Return the full listing exactly as it is written.

-- START --

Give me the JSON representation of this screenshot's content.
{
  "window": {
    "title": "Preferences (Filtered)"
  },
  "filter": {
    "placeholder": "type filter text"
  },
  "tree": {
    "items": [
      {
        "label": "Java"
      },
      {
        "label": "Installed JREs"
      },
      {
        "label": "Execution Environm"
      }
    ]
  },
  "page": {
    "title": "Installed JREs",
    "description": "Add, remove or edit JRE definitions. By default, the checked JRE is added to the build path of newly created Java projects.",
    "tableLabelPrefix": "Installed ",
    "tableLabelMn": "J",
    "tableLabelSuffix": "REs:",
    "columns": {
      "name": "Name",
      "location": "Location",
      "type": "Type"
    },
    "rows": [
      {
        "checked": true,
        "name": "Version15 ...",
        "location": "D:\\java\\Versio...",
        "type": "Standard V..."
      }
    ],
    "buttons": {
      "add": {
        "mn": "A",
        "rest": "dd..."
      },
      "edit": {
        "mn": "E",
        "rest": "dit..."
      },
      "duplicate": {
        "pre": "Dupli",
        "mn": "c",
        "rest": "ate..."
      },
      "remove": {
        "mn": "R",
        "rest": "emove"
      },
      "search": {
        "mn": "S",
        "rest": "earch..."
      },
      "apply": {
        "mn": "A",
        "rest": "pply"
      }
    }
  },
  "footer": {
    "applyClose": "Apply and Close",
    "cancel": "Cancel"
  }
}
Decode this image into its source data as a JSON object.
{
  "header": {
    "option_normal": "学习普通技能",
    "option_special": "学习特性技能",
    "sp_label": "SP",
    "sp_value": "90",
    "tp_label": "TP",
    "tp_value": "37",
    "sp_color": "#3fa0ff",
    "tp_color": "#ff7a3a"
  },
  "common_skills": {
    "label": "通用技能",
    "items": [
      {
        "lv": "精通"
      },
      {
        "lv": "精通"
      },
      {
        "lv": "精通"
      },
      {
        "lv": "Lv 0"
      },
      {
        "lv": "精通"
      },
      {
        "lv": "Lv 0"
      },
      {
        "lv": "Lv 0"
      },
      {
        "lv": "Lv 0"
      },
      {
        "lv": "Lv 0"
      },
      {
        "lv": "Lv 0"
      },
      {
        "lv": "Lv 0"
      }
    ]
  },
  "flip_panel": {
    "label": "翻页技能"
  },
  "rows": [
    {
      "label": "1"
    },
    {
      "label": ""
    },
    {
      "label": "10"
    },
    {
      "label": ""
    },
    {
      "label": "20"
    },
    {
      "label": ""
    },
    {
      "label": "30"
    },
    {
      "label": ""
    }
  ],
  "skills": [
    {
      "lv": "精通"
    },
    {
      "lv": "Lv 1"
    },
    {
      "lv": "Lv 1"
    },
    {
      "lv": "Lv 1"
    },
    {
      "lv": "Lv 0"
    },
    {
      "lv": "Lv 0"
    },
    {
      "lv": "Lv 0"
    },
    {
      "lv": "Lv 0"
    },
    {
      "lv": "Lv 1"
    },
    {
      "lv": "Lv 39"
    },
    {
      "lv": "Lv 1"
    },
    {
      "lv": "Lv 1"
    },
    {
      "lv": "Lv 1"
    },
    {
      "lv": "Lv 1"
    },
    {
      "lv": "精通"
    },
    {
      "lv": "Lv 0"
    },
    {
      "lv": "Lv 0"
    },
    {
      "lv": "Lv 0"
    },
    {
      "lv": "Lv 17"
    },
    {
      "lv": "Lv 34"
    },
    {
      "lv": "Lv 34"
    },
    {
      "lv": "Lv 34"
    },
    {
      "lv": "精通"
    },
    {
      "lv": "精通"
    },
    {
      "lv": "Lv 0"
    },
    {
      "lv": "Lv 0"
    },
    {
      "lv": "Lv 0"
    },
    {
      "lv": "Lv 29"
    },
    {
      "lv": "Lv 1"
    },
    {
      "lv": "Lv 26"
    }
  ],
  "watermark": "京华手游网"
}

-- END --

**RESPONSE TO THE EXERCISE**:
Give me the JSON representation of this screenshot's content.
{
  "window": {
    "title": "Preferences (Filtered)"
  },
  "filter": {
    "placeholder": "type filter text"
  },
  "tree": {
    "items": [
      {
        "label": "Java"
      },
      {
        "label": "Installed JREs"
      },
      {
        "label": "Execution Environm"
      }
    ]
  },
  "page": {
    "title": "Installed JREs",
    "description": "Add, remove or edit JRE definitions. By default, the checked JRE is added to the build path of newly created Java projects.",
    "tableLabelPrefix": "Installed ",
    "tableLabelMn": "J",
    "tableLabelSuffix": "REs:",
    "columns": {
      "name": "Name",
      "location": "Location",
      "type": "Type"
    },
    "rows": [
      {
        "checked": true,
        "name": "Version15 ...",
        "location": "D:\\java\\Versio...",
        "type": "Standard V..."
      }
    ],
    "buttons": {
      "add": {
        "mn": "A",
        "rest": "dd..."
      },
      "edit": {
        "mn": "E",
        "rest": "dit..."
      },
      "duplicate": {
        "pre": "Dupli",
        "mn": "c",
        "rest": "ate..."
      },
      "remove": {
        "mn": "R",
        "rest": "emove"
      },
      "search": {
        "mn": "S",
        "rest": "earch..."
      },
      "apply": {
        "mn": "A",
        "rest": "pply"
      }
    }
  },
  "footer": {
    "applyClose": "Apply and Close",
    "cancel": "Cancel"
  }
}
Decode this image into its source data as a JSON object.
{
  "header": {
    "option_normal": "学习普通技能",
    "option_special": "学习特性技能",
    "sp_label": "SP",
    "sp_value": "90",
    "tp_label": "TP",
    "tp_value": "37",
    "sp_color": "#3fa0ff",
    "tp_color": "#ff7a3a"
  },
  "common_skills": {
    "label": "通用技能",
    "items": [
      {
        "lv": "精通"
      },
      {
        "lv": "精通"
      },
      {
        "lv": "精通"
      },
      {
        "lv": "Lv 0"
      },
      {
        "lv": "精通"
      },
      {
        "lv": "Lv 0"
      },
      {
        "lv": "Lv 0"
      },
      {
        "lv": "Lv 0"
      },
      {
        "lv": "Lv 0"
      },
      {
        "lv": "Lv 0"
      },
      {
        "lv": "Lv 0"
      }
    ]
  },
  "flip_panel": {
    "label": "翻页技能"
  },
  "rows": [
    {
      "label": "1"
    },
    {
      "label": ""
    },
    {
      "label": "10"
    },
    {
      "label": ""
    },
    {
      "label": "20"
    },
    {
      "label": ""
    },
    {
      "label": "30"
    },
    {
      "label": ""
    }
  ],
  "skills": [
    {
      "lv": "精通"
    },
    {
      "lv": "Lv 1"
    },
    {
      "lv": "Lv 1"
    },
    {
      "lv": "Lv 1"
    },
    {
      "lv": "Lv 0"
    },
    {
      "lv": "Lv 0"
    },
    {
      "lv": "Lv 0"
    },
    {
      "lv": "Lv 0"
    },
    {
      "lv": "Lv 1"
    },
    {
      "lv": "Lv 39"
    },
    {
      "lv": "Lv 1"
    },
    {
      "lv": "Lv 1"
    },
    {
      "lv": "Lv 1"
    },
    {
      "lv": "Lv 1"
    },
    {
      "lv": "精通"
    },
    {
      "lv": "Lv 0"
    },
    {
      "lv": "Lv 0"
    },
    {
      "lv": "Lv 0"
    },
    {
      "lv": "Lv 17"
    },
    {
      "lv": "Lv 34"
    },
    {
      "lv": "Lv 34"
    },
    {
      "lv": "Lv 34"
    },
    {
      "lv": "精通"
    },
    {
      "lv": "精通"
    },
    {
      "lv": "Lv 0"
    },
    {
      "lv": "Lv 0"
    },
    {
      "lv": "Lv 0"
    },
    {
      "lv": "Lv 29"
    },
    {
      "lv": "Lv 1"
    },
    {
      "lv": "Lv 26"
    }
  ],
  "watermark": "京华手游网"
}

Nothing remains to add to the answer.